#### [Given request]
Below are some records; repeat them all exactly, minus the pictures.

(Stored records)
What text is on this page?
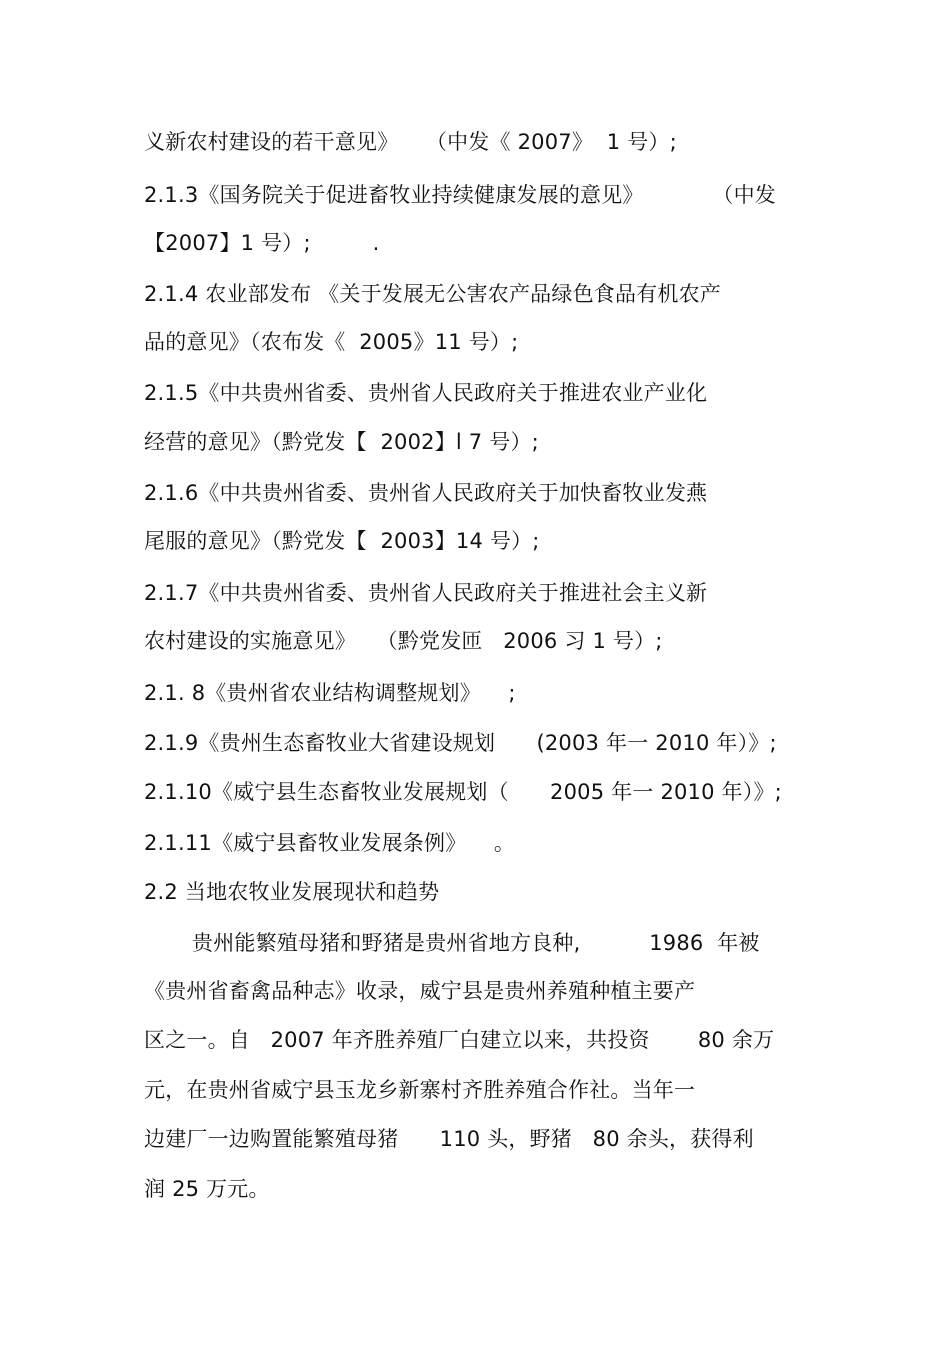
义新农村建设的若干意见》    （中发《 2007》  1 号）;
2.1.3《国务院关于促进畜牧业持续健康发展的意见》          （中发
【2007】1 号）;         .
2.1.4 农业部发布 《关于发展无公害农产品绿色食品有机农产
品的意见》（农布发《  2005》11 号）;
2.1.5《中共贵州省委、贵州省人民政府关于推进农业产业化
经营的意见》（黔党发【  2002】l 7 号）;
2.1.6《中共贵州省委、贵州省人民政府关于加快畜牧业发燕
尾服的意见》（黔党发【  2003】14 号）;
2.1.7《中共贵州省委、贵州省人民政府关于推进社会主义新
农村建设的实施意见》   （黔党发匝   2006 习 1 号）;
2.1. 8《贵州省农业结构调整规划》    ;
2.1.9《贵州生态畜牧业大省建设规划      (2003 年一 2010 年）》;
2.1.10《威宁县生态畜牧业发展规划（      2005 年一 2010 年）》;
2.1.11《威宁县畜牧业发展条例》    。
2.2 当地农牧业发展现状和趋势
贵州能繁殖母猪和野猪是贵州省地方良种,          1986  年被
《贵州省畜禽品种志》收录，威宁县是贵州养殖种植主要产
区之一。自   2007 年齐胜养殖厂白建立以来，共投资       80 余万
元，在贵州省威宁县玉龙乡新寨村齐胜养殖合作社。当年一
边建厂一边购置能繁殖母猪      110 头，野猪   80 余头，获得利
润 25 万元。
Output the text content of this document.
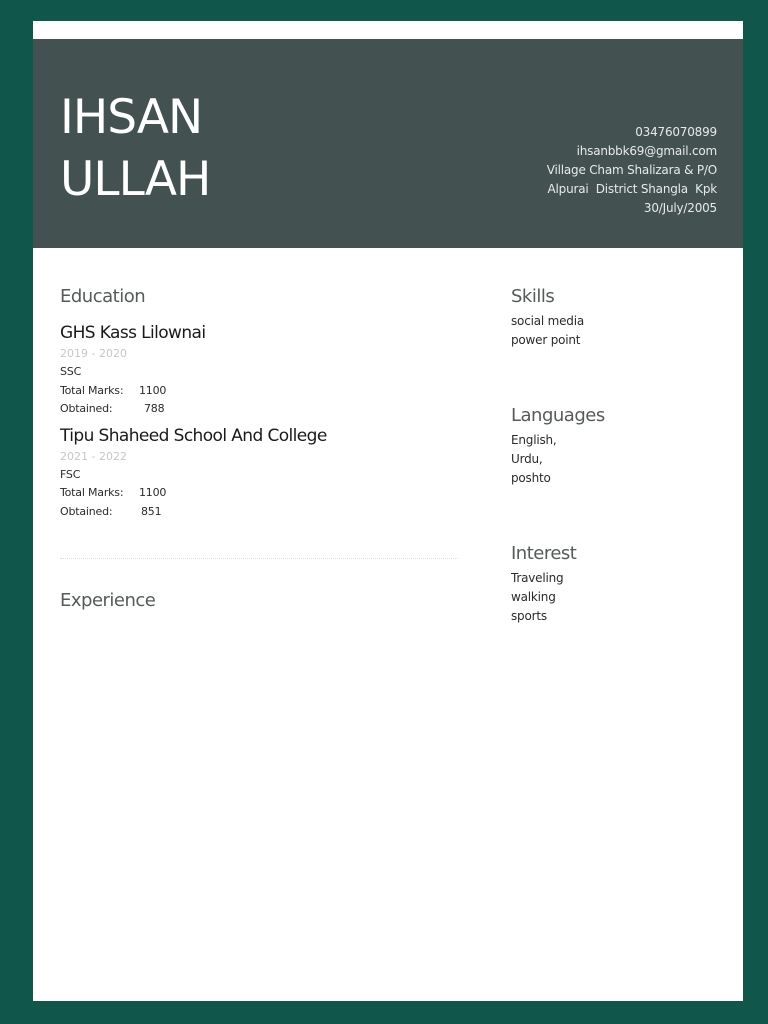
IHSAN
ULLAH
03476070899
ihsanbbk69@gmail.com
Village Cham Shalizara & P/O
Alpurai  District Shangla  Kpk
30/July/2005
Education
GHS Kass Lilownai
2019 - 2020
SSC
Total Marks:	1100
Obtained:	788
Tipu Shaheed School And College
2021 - 2022
FSC
Total Marks:	1100
Obtained:	851
Experience
Skills
social media
power point
Languages
English,
Urdu,
poshto
Interest
Traveling
walking
sports
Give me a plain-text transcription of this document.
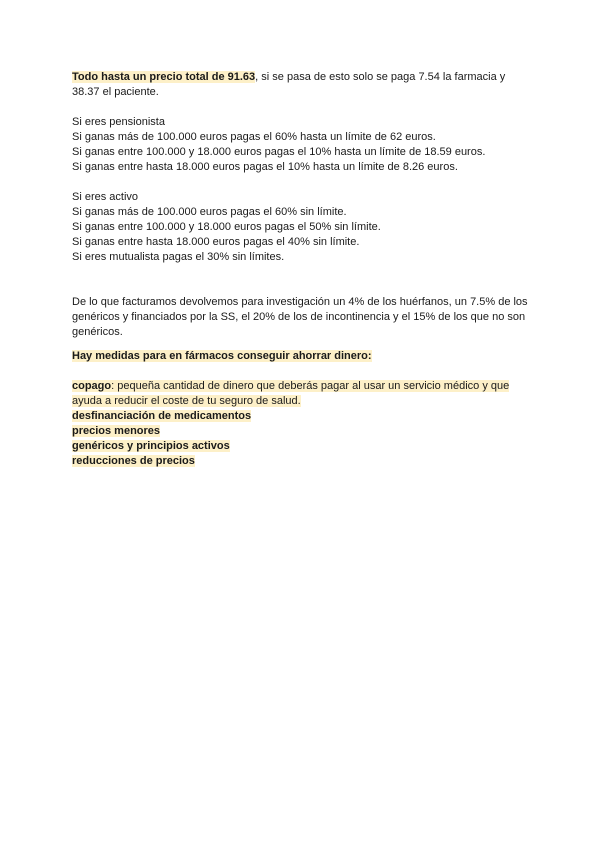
Todo hasta un precio total de 91.63, si se pasa de esto solo se paga 7.54 la farmacia y 38.37 el paciente.

Si eres pensionista

Si ganas más de 100.000 euros pagas el 60% hasta un límite de 62 euros.

Si ganas entre 100.000 y 18.000 euros pagas el 10% hasta un límite de 18.59 euros.

Si ganas entre hasta 18.000 euros pagas el 10% hasta un límite de 8.26 euros.

Si eres activo

Si ganas más de 100.000 euros pagas el 60% sin límite.

Si ganas entre 100.000 y 18.000 euros pagas el 50% sin límite.

Si ganas entre hasta 18.000 euros pagas el 40% sin límite.

Si eres mutualista pagas el 30% sin límites.

De lo que facturamos devolvemos para investigación un 4% de los huérfanos, un 7.5% de los genéricos y financiados por la SS, el 20% de los de incontinencia y el 15% de los que no son genéricos.

Hay medidas para en fármacos conseguir ahorrar dinero:

copago: pequeña cantidad de dinero que deberás pagar al usar un servicio médico y que ayuda a reducir el coste de tu seguro de salud.

desfinanciación de medicamentos

precios menores

genéricos y principios activos

reducciones de precios
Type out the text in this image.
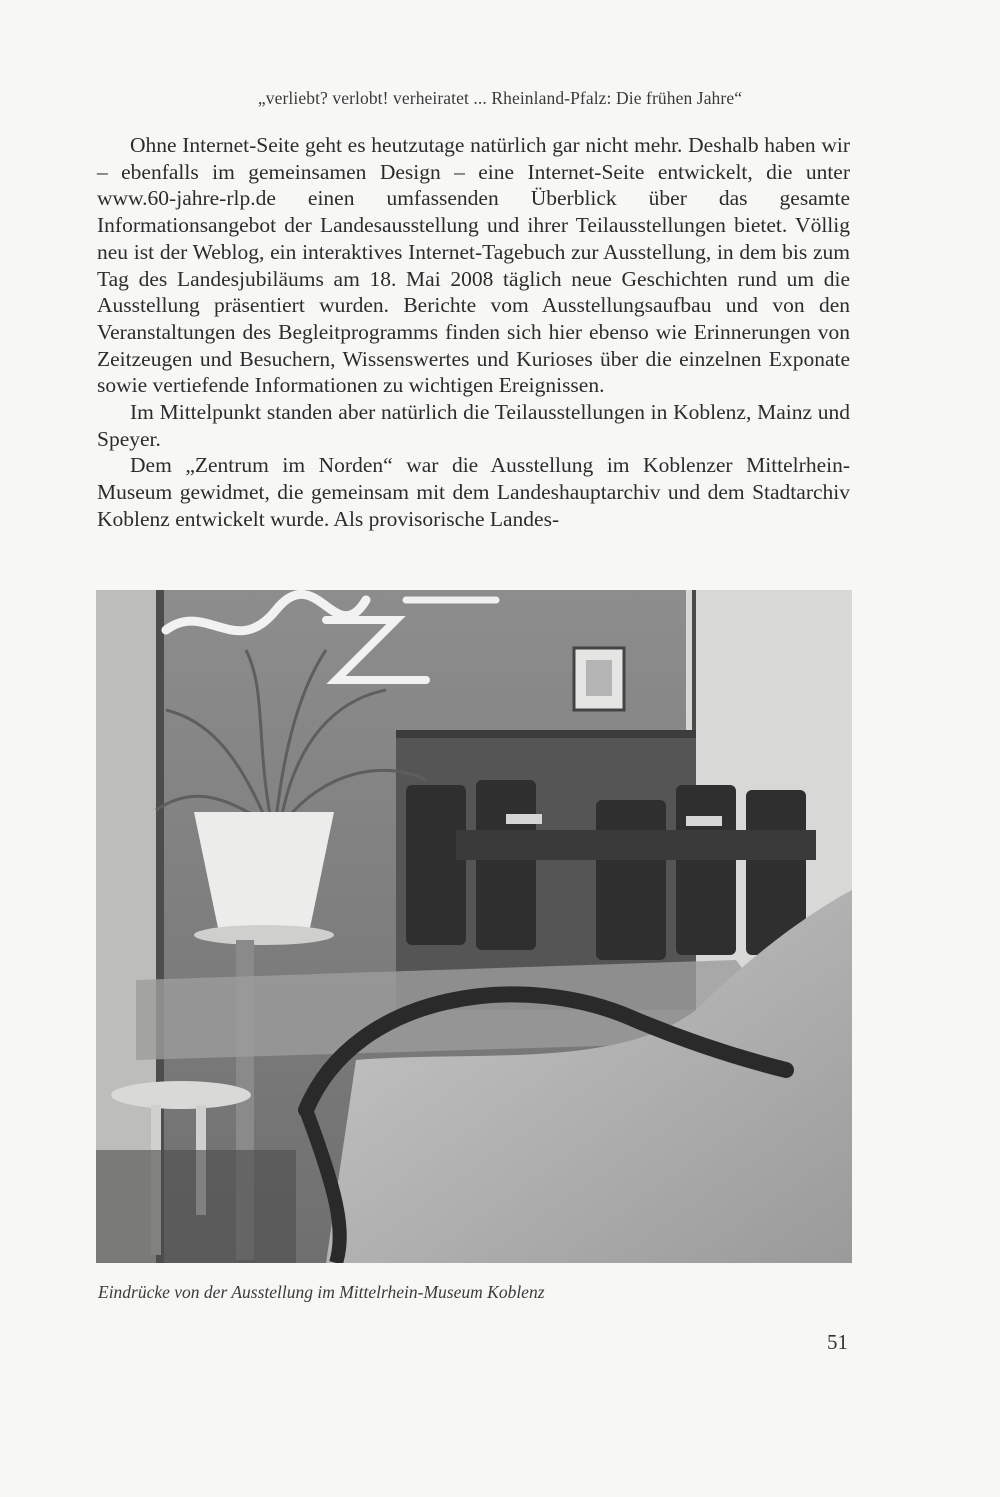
„verliebt? verlobt! verheiratet ... Rheinland-Pfalz: Die frühen Jahre“

Ohne Internet-Seite geht es heutzutage natürlich gar nicht mehr. Deshalb haben wir – ebenfalls im gemeinsamen Design – eine Internet-Seite entwickelt, die unter www.60-jahre-rlp.de einen umfassenden Überblick über das gesamte Informationsangebot der Landesausstellung und ihrer Teilausstellungen bietet. Völlig neu ist der Weblog, ein interaktives Internet-Tagebuch zur Ausstellung, in dem bis zum Tag des Landesjubiläums am 18. Mai 2008 täglich neue Geschichten rund um die Ausstellung präsentiert wurden. Berichte vom Ausstellungsaufbau und von den Veranstaltungen des Begleitprogramms finden sich hier ebenso wie Erinnerungen von Zeitzeugen und Besuchern, Wissenswertes und Kurioses über die einzelnen Exponate sowie vertiefende Informationen zu wichtigen Ereignissen.

Im Mittelpunkt standen aber natürlich die Teilausstellungen in Koblenz, Mainz und Speyer.

Dem „Zentrum im Norden“ war die Ausstellung im Koblenzer Mittelrhein-Museum gewidmet, die gemeinsam mit dem Landeshauptarchiv und dem Stadtarchiv Koblenz entwickelt wurde. Als provisorische Landes-

Eindrücke von der Ausstellung im Mittelrhein-Museum Koblenz
51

#### [Task output]
What text is on this page?
义新农村建设的若干意见》    （中发《 2007》  1 号）;
2.1.3《国务院关于促进畜牧业持续健康发展的意见》          （中发
【2007】1 号）;         .
2.1.4 农业部发布 《关于发展无公害农产品绿色食品有机农产
品的意见》（农布发《  2005》11 号）;
2.1.5《中共贵州省委、贵州省人民政府关于推进农业产业化
经营的意见》（黔党发【  2002】l 7 号）;
2.1.6《中共贵州省委、贵州省人民政府关于加快畜牧业发燕
尾服的意见》（黔党发【  2003】14 号）;
2.1.7《中共贵州省委、贵州省人民政府关于推进社会主义新
农村建设的实施意见》   （黔党发匝   2006 习 1 号）;
2.1. 8《贵州省农业结构调整规划》    ;
2.1.9《贵州生态畜牧业大省建设规划      (2003 年一 2010 年）》;
2.1.10《威宁县生态畜牧业发展规划（      2005 年一 2010 年）》;
2.1.11《威宁县畜牧业发展条例》    。
2.2 当地农牧业发展现状和趋势
贵州能繁殖母猪和野猪是贵州省地方良种,          1986  年被
《贵州省畜禽品种志》收录，威宁县是贵州养殖种植主要产
区之一。自   2007 年齐胜养殖厂白建立以来，共投资       80 余万
元，在贵州省威宁县玉龙乡新寨村齐胜养殖合作社。当年一
边建厂一边购置能繁殖母猪      110 头，野猪   80 余头，获得利
润 25 万元。
Output the text content of this document.
IHSAN
ULLAH
03476070899
ihsanbbk69@gmail.com
Village Cham Shalizara & P/O
Alpurai  District Shangla  Kpk
30/July/2005
Education
GHS Kass Lilownai
2019 - 2020
SSC
Total Marks:	1100
Obtained:	788
Tipu Shaheed School And College
2021 - 2022
FSC
Total Marks:	1100
Obtained:	851
Experience
Skills
social media
power point
Languages
English,
Urdu,
poshto
Interest
Traveling
walking
sports
Give me a plain-text transcription of this document.
Todo hasta un precio total de 91.63, si se pasa de esto solo se paga 7.54 la farmacia y 38.37 el paciente.

Si eres pensionista

Si ganas más de 100.000 euros pagas el 60% hasta un límite de 62 euros.

Si ganas entre 100.000 y 18.000 euros pagas el 10% hasta un límite de 18.59 euros.

Si ganas entre hasta 18.000 euros pagas el 10% hasta un límite de 8.26 euros.

Si eres activo

Si ganas más de 100.000 euros pagas el 60% sin límite.

Si ganas entre 100.000 y 18.000 euros pagas el 50% sin límite.

Si ganas entre hasta 18.000 euros pagas el 40% sin límite.

Si eres mutualista pagas el 30% sin límites.

De lo que facturamos devolvemos para investigación un 4% de los huérfanos, un 7.5% de los genéricos y financiados por la SS, el 20% de los de incontinencia y el 15% de los que no son genéricos.

Hay medidas para en fármacos conseguir ahorrar dinero:

copago: pequeña cantidad de dinero que deberás pagar al usar un servicio médico y que ayuda a reducir el coste de tu seguro de salud.

desfinanciación de medicamentos

precios menores

genéricos y principios activos

reducciones de precios
Type out the text in this image.
„verliebt? verlobt! verheiratet ... Rheinland-Pfalz: Die frühen Jahre“

Ohne Internet-Seite geht es heutzutage natürlich gar nicht mehr. Deshalb haben wir – ebenfalls im gemeinsamen Design – eine Internet-Seite entwickelt, die unter www.60-jahre-rlp.de einen umfassenden Überblick über das gesamte Informationsangebot der Landesausstellung und ihrer Teilausstellungen bietet. Völlig neu ist der Weblog, ein interaktives Internet-Tagebuch zur Ausstellung, in dem bis zum Tag des Landesjubiläums am 18. Mai 2008 täglich neue Geschichten rund um die Ausstellung präsentiert wurden. Berichte vom Ausstellungsaufbau und von den Veranstaltungen des Begleitprogramms finden sich hier ebenso wie Erinnerungen von Zeitzeugen und Besuchern, Wissenswertes und Kurioses über die einzelnen Exponate sowie vertiefende Informationen zu wichtigen Ereignissen.

Im Mittelpunkt standen aber natürlich die Teilausstellungen in Koblenz, Mainz und Speyer.

Dem „Zentrum im Norden“ war die Ausstellung im Koblenzer Mittelrhein-Museum gewidmet, die gemeinsam mit dem Landeshauptarchiv und dem Stadtarchiv Koblenz entwickelt wurde. Als provisorische Landes-

Eindrücke von der Ausstellung im Mittelrhein-Museum Koblenz
51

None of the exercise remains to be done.